— WHAT THIS TASK INVOLVES —
Leave out the pictures and repeat the rest of the material exactly.

— ROWS —

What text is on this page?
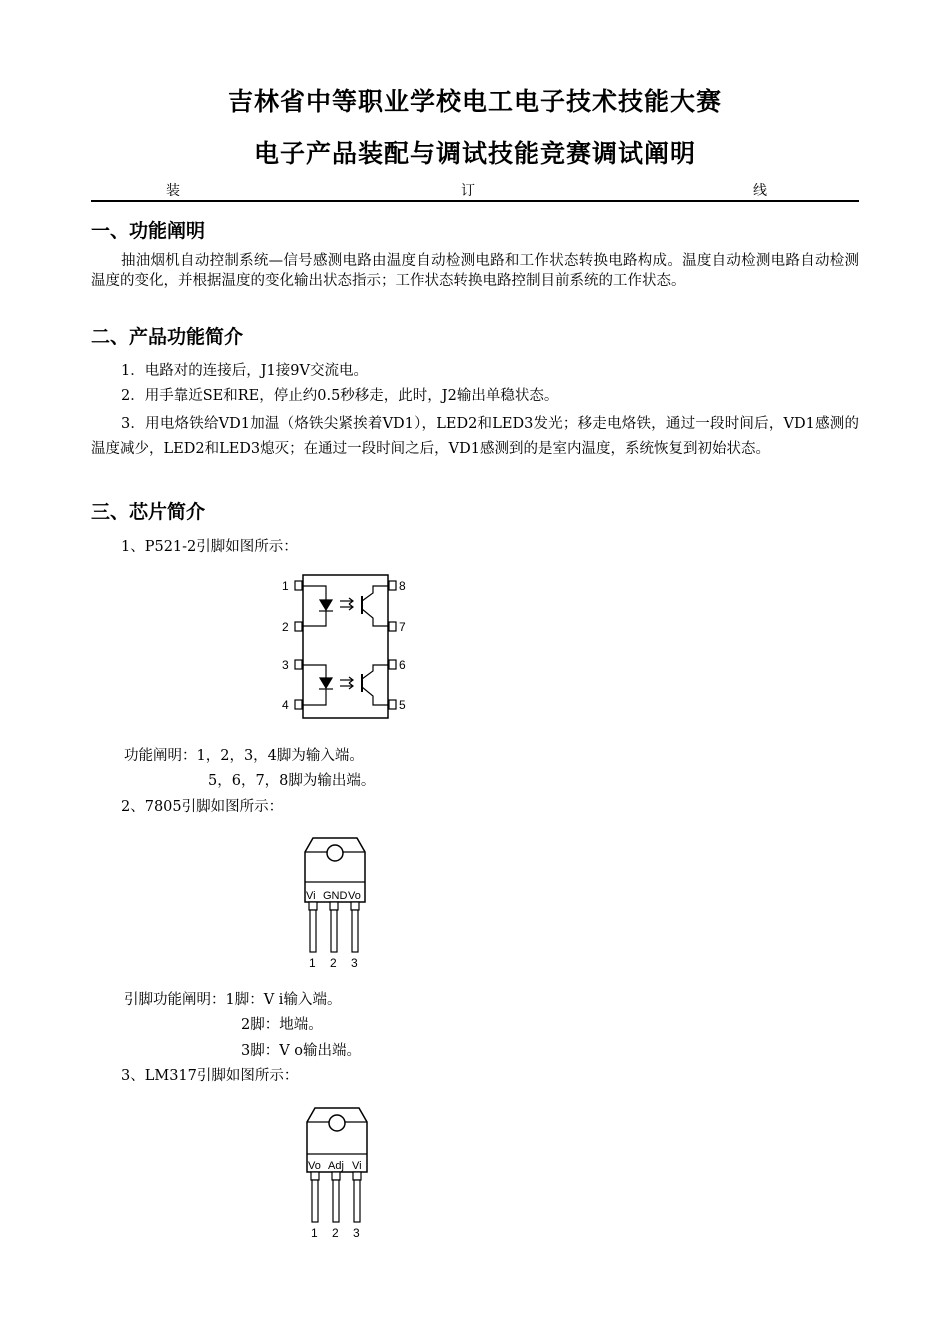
吉林省中等职业学校电工电子技术技能大赛
电子产品装配与调试技能竞赛调试阐明
装	订	线
一、功能阐明
抽油烟机自动控制系统—信号感测电路由温度自动检测电路和工作状态转换电路构成。温度自动检测电路自动检测温度的变化，并根据温度的变化输出状态指示；工作状态转换电路控制目前系统的工作状态。
二、产品功能简介
1．电路对的连接后，J1接9V交流电。
2．用手靠近SE和RE，停止约0.5秒移走，此时，J2输出单稳状态。
3．用电烙铁给VD1加温（烙铁尖紧挨着VD1），LED2和LED3发光；移走电烙铁，通过一段时间后，VD1感测的温度减少，LED2和LED3熄灭；在通过一段时间之后，VD1感测到的是室内温度，系统恢复到初始状态。
三、芯片简介
1、P521-2引脚如图所示：
1
2
3
4
8
7
6
5
功能阐明：1，2，3，4脚为输入端。
5，6，7，8脚为输出端。
2、7805引脚如图所示：
Vi GND Vo
1 2 3
引脚功能阐明：1脚：V i输入端。
2脚：地端。
3脚：V o输出端。
3、LM317引脚如图所示：
Vo Adj Vi
1 2 3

— ANSWER IN FULL —
What text is on this page?
吉林省中等职业学校电工电子技术技能大赛
电子产品装配与调试技能竞赛调试阐明
装	订	线
一、功能阐明
抽油烟机自动控制系统—信号感测电路由温度自动检测电路和工作状态转换电路构成。温度自动检测电路自动检测温度的变化，并根据温度的变化输出状态指示；工作状态转换电路控制目前系统的工作状态。
二、产品功能简介
1．电路对的连接后，J1接9V交流电。
2．用手靠近SE和RE，停止约0.5秒移走，此时，J2输出单稳状态。
3．用电烙铁给VD1加温（烙铁尖紧挨着VD1），LED2和LED3发光；移走电烙铁，通过一段时间后，VD1感测的温度减少，LED2和LED3熄灭；在通过一段时间之后，VD1感测到的是室内温度，系统恢复到初始状态。
三、芯片简介
1、P521-2引脚如图所示：
1
2
3
4
8
7
6
5
功能阐明：1，2，3，4脚为输入端。
5，6，7，8脚为输出端。
2、7805引脚如图所示：
Vi GND Vo
1 2 3
引脚功能阐明：1脚：V i输入端。
2脚：地端。
3脚：V o输出端。
3、LM317引脚如图所示：
Vo Adj Vi
1 2 3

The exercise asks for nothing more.